What you are asked to do: Copy the lines holding the word "txid", all of them.

Exercise input:
···

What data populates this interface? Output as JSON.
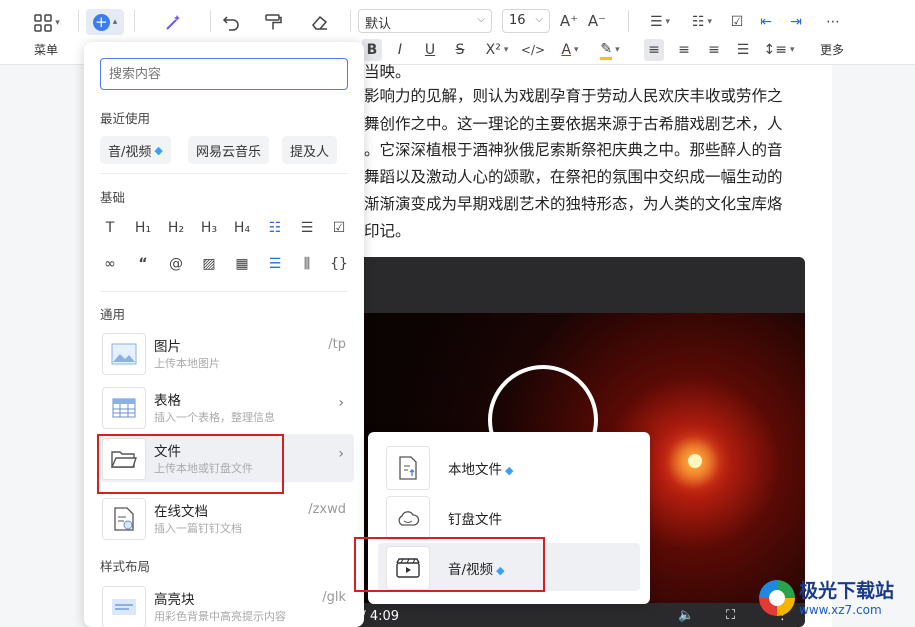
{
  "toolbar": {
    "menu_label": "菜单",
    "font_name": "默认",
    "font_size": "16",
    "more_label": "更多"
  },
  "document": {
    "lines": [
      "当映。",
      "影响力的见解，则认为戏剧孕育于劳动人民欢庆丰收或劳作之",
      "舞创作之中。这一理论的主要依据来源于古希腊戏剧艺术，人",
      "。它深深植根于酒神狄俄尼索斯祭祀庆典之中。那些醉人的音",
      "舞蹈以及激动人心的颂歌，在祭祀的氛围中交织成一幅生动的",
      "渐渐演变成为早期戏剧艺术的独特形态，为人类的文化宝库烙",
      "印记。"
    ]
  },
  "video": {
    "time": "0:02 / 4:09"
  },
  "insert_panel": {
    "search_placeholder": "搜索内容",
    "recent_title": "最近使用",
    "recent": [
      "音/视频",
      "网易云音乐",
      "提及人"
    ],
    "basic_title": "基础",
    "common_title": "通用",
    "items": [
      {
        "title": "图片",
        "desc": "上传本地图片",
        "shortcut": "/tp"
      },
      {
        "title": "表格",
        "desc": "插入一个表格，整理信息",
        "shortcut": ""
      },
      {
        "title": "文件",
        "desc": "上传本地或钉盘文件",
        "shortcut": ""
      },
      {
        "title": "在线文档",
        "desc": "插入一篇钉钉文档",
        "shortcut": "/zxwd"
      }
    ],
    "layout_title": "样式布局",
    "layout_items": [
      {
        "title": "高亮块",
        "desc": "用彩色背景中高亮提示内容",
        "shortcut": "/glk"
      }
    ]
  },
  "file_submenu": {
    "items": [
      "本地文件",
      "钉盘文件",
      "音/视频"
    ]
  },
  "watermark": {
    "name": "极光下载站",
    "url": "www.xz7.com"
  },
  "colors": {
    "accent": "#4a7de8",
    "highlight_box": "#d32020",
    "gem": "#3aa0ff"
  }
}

···

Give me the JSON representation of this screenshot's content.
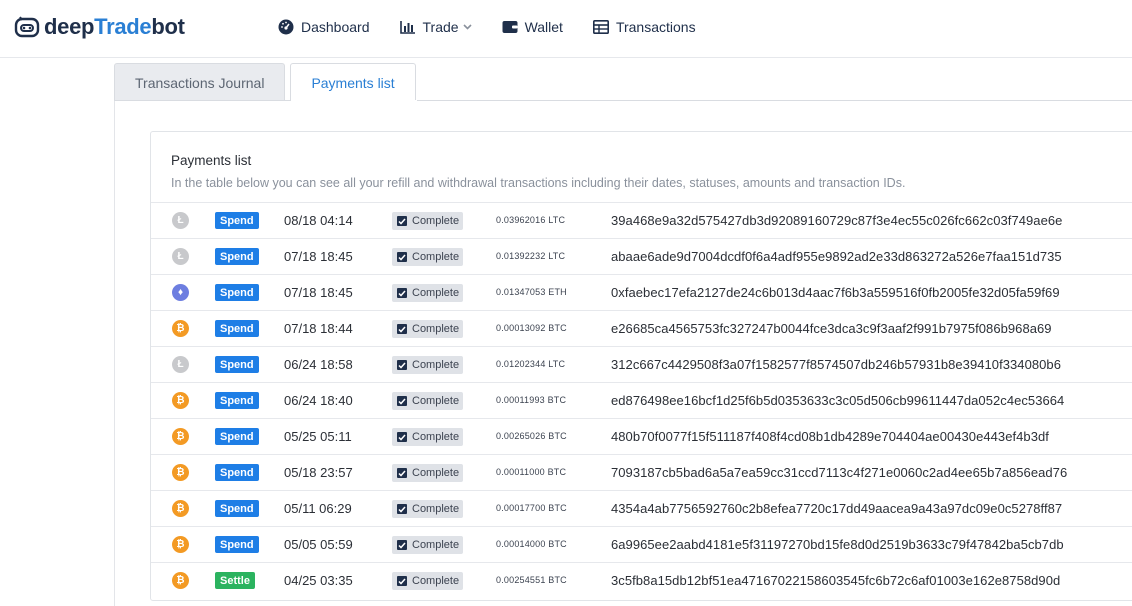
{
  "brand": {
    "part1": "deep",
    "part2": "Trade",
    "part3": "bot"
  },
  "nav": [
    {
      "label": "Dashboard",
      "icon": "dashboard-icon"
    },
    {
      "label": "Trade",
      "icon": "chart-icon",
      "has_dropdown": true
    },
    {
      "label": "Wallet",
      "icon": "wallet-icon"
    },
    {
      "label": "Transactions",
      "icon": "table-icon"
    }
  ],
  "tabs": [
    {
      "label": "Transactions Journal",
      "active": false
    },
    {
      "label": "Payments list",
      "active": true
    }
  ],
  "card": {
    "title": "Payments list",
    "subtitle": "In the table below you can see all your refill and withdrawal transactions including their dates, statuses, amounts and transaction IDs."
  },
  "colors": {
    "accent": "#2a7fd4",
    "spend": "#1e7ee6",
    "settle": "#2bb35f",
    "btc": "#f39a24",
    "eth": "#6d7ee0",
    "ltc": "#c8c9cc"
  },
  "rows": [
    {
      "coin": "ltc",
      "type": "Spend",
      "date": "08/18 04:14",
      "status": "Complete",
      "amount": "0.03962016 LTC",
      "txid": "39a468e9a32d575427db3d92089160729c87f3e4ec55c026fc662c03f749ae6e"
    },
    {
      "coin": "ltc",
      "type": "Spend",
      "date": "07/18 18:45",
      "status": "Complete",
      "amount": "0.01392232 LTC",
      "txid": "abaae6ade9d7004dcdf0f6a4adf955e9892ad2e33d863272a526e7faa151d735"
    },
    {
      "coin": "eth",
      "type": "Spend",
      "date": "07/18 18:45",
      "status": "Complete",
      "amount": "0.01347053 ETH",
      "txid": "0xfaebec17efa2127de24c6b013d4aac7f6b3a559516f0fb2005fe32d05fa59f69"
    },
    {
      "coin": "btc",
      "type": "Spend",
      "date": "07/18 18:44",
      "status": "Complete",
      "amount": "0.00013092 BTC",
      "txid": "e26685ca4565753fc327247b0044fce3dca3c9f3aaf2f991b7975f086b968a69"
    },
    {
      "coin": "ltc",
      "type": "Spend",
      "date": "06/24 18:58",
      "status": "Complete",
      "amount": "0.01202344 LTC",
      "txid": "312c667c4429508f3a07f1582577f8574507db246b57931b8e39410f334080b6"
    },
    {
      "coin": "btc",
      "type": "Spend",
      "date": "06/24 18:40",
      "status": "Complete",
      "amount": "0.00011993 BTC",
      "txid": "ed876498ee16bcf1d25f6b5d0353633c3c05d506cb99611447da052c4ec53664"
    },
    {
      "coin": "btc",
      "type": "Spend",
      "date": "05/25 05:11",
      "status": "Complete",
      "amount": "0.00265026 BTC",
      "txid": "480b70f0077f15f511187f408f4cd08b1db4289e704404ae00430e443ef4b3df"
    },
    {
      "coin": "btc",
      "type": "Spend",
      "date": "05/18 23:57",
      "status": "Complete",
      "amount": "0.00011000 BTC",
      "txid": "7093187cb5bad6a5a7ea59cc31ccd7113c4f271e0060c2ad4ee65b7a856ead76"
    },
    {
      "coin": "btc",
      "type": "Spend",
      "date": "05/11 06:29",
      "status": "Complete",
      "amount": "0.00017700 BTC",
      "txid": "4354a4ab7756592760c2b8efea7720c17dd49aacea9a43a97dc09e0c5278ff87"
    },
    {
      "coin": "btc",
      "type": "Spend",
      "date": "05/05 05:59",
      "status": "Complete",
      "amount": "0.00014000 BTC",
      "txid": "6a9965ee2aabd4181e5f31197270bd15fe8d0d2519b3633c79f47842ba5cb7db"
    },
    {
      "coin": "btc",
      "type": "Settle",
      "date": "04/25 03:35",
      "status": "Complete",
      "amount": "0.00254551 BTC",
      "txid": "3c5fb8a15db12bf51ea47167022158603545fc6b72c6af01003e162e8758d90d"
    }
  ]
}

···

Worked answer:
      "txid": "39a468e9a32d575427db3d92089160729c87f3e4ec55c026fc662c03f749ae6e"
      "txid": "abaae6ade9d7004dcdf0f6a4adf955e9892ad2e33d863272a526e7faa151d735"
      "txid": "0xfaebec17efa2127de24c6b013d4aac7f6b3a559516f0fb2005fe32d05fa59f69"
      "txid": "e26685ca4565753fc327247b0044fce3dca3c9f3aaf2f991b7975f086b968a69"
      "txid": "312c667c4429508f3a07f1582577f8574507db246b57931b8e39410f334080b6"
      "txid": "ed876498ee16bcf1d25f6b5d0353633c3c05d506cb99611447da052c4ec53664"
      "txid": "480b70f0077f15f511187f408f4cd08b1db4289e704404ae00430e443ef4b3df"
      "txid": "7093187cb5bad6a5a7ea59cc31ccd7113c4f271e0060c2ad4ee65b7a856ead76"
      "txid": "4354a4ab7756592760c2b8efea7720c17dd49aacea9a43a97dc09e0c5278ff87"
      "txid": "6a9965ee2aabd4181e5f31197270bd15fe8d0d2519b3633c79f47842ba5cb7db"
      "txid": "3c5fb8a15db12bf51ea47167022158603545fc6b72c6af01003e162e8758d90d"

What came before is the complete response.